Prompt:
Pull out every line of the records below that contains the string "thumb" and copy each one in full.

[Data listing]
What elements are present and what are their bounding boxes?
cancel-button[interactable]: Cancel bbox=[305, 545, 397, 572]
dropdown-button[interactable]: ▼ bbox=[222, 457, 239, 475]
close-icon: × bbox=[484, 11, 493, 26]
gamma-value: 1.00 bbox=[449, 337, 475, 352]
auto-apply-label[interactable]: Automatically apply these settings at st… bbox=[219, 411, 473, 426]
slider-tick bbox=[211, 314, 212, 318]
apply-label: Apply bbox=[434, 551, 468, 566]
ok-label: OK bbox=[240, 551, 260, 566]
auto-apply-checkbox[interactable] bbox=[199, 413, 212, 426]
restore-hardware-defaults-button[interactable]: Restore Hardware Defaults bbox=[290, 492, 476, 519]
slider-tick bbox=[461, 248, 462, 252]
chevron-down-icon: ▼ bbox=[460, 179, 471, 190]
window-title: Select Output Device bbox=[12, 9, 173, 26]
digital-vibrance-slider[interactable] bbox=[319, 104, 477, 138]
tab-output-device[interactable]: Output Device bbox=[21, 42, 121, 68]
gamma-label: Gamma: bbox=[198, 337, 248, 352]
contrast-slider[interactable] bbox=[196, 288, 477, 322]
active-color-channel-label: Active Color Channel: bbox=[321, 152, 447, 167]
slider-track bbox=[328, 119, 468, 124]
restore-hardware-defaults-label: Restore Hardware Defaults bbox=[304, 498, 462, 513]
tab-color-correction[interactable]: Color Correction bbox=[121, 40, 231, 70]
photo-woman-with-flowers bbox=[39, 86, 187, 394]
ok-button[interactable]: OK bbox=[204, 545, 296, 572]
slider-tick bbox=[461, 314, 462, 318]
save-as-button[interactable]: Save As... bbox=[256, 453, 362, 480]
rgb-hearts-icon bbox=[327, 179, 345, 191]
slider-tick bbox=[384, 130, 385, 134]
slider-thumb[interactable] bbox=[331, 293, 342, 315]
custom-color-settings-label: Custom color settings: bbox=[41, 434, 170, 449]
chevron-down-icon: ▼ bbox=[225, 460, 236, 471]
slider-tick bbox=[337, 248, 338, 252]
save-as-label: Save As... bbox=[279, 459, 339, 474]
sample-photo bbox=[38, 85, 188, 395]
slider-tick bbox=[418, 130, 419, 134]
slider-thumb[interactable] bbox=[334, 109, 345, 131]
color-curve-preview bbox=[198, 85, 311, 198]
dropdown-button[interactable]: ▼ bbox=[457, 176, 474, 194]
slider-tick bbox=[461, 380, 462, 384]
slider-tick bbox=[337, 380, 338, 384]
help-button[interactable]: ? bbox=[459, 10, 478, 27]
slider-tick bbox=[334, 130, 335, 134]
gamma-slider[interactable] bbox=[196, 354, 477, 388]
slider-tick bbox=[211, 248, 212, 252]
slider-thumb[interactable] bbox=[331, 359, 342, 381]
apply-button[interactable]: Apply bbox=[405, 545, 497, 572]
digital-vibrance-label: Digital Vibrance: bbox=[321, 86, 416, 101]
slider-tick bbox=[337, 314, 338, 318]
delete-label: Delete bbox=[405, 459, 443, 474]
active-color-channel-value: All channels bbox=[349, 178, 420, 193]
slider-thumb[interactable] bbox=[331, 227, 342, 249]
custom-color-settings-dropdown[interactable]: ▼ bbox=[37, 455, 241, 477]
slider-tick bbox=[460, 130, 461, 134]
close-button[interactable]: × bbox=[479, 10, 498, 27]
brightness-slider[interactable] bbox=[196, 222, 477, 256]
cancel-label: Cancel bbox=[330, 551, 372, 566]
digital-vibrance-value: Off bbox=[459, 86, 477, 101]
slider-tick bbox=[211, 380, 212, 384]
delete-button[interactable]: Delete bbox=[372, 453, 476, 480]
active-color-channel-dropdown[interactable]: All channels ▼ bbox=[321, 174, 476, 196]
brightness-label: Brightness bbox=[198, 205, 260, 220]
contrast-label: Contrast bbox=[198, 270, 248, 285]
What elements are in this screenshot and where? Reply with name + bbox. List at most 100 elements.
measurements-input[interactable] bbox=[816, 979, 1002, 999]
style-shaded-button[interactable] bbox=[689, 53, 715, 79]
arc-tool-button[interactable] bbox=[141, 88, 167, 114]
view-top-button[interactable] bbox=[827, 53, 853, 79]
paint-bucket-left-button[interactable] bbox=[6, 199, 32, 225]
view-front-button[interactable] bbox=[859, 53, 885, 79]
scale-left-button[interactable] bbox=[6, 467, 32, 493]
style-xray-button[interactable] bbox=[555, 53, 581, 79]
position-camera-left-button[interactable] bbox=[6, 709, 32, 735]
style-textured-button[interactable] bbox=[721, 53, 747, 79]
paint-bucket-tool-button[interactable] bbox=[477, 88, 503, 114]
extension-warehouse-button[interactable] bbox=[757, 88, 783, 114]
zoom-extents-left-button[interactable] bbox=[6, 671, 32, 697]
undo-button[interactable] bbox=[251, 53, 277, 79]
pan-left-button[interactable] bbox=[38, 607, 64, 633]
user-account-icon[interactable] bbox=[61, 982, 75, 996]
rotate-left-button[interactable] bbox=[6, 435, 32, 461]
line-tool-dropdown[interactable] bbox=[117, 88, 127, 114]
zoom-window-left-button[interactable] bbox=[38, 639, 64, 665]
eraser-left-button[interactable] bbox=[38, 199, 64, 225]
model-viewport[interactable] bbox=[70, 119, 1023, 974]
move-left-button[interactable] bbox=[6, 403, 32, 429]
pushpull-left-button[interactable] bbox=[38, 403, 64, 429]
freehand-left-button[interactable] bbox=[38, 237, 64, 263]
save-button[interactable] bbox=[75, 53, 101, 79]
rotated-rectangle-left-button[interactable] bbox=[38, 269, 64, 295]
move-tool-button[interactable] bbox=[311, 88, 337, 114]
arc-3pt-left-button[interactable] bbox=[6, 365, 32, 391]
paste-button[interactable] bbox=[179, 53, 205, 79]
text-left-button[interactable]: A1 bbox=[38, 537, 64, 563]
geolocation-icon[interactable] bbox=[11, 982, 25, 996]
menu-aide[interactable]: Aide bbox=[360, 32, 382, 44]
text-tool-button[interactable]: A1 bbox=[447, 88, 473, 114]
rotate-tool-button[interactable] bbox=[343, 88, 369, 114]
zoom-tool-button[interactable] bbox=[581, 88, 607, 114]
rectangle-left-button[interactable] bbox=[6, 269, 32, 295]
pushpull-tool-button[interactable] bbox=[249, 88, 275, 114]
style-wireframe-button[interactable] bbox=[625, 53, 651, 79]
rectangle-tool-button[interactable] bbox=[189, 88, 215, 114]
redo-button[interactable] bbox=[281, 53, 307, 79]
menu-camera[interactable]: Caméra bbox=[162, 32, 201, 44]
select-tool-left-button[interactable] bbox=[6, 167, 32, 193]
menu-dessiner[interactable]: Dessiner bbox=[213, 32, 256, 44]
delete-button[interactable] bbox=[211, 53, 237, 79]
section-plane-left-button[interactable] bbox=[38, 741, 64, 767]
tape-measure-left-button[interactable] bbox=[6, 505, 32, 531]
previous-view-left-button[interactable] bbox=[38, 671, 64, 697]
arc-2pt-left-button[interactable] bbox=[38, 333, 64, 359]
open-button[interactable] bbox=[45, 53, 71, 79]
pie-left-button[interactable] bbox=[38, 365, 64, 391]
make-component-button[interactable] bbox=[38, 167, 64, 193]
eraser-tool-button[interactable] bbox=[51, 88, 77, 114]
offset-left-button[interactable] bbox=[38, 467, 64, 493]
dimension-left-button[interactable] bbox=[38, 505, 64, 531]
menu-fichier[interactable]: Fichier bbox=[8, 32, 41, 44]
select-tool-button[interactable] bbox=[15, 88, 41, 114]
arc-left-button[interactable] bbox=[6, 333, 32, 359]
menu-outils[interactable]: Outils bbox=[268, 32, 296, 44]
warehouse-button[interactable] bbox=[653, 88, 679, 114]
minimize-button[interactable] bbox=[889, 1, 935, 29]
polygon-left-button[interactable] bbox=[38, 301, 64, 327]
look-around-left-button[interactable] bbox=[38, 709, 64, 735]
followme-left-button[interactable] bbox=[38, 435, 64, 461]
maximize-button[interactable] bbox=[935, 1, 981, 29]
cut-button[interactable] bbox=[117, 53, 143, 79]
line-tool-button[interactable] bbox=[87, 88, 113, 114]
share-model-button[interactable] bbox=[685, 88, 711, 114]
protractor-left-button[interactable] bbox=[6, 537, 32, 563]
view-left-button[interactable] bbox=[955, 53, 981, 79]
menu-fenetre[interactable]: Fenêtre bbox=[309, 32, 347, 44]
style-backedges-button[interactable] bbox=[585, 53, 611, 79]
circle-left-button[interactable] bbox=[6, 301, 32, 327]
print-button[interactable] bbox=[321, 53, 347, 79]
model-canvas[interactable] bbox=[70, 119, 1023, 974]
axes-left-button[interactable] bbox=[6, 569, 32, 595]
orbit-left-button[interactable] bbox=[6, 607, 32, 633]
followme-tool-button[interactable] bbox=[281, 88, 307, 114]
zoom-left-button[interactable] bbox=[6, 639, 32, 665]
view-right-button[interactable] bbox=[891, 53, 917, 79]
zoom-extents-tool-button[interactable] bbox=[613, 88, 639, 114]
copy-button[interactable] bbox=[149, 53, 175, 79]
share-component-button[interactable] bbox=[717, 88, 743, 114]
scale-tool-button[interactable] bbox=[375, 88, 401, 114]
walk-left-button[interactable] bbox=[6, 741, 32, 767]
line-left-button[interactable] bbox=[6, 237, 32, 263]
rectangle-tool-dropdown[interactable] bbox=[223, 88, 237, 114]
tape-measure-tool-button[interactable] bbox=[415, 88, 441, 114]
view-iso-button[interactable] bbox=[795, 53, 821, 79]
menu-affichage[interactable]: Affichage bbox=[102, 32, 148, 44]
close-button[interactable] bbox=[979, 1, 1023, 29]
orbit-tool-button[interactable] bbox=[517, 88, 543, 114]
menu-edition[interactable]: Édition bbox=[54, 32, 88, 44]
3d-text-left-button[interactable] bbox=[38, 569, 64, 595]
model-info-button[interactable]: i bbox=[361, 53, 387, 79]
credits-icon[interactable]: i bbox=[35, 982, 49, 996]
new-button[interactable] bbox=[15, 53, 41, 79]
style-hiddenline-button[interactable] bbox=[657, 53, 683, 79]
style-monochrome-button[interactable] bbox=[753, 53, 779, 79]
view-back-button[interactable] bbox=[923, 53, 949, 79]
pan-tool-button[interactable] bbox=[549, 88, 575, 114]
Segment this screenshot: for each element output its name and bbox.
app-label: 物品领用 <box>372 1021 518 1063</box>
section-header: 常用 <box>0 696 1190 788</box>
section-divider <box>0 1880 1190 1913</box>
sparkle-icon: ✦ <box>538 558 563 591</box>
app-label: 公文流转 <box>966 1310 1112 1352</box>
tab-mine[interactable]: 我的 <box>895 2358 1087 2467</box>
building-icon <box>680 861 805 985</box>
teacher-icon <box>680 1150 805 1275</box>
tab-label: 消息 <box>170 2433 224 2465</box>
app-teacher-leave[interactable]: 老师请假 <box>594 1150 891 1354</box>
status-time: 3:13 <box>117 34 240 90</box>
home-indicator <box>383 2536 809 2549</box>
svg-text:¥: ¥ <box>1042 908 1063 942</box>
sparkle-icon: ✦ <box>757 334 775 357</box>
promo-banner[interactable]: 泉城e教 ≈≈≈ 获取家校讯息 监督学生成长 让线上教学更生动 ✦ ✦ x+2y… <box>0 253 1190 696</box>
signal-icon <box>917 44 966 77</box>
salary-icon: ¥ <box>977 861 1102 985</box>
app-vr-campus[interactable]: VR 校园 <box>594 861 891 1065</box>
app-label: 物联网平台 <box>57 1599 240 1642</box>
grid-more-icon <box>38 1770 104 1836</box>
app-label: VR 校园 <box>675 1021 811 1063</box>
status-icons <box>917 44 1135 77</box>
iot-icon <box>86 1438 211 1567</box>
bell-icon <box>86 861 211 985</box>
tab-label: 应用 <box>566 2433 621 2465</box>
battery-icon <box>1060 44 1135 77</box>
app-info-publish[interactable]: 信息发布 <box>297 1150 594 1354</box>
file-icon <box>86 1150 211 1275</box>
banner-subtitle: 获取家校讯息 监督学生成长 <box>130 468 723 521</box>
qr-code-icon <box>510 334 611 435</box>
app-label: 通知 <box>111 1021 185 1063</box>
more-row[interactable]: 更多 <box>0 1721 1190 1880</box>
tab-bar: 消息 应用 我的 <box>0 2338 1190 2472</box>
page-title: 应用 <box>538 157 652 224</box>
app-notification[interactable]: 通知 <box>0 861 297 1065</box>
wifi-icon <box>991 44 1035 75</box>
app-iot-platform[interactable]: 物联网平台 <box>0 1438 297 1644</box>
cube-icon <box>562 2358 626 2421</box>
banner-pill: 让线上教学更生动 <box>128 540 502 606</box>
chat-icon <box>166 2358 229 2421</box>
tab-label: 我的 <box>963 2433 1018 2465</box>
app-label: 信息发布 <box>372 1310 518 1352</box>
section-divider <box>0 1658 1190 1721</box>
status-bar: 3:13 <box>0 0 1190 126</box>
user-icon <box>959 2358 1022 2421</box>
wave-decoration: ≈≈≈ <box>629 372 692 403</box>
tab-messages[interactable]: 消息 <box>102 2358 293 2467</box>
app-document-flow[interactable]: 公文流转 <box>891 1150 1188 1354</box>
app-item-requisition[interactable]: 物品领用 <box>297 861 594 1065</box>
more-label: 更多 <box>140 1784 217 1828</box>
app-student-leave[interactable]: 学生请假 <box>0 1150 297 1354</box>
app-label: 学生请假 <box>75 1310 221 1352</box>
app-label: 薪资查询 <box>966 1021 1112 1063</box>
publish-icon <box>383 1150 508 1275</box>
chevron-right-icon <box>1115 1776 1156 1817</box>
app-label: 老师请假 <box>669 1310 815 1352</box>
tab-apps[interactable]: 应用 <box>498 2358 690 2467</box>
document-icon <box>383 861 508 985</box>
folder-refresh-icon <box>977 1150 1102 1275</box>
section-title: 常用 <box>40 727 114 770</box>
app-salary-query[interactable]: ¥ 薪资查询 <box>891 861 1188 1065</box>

Written response:
slider-thumb[interactable] bbox=[331, 293, 342, 315]
slider-thumb[interactable] bbox=[334, 109, 345, 131]
slider-thumb[interactable] bbox=[331, 359, 342, 381]
slider-thumb[interactable] bbox=[331, 227, 342, 249]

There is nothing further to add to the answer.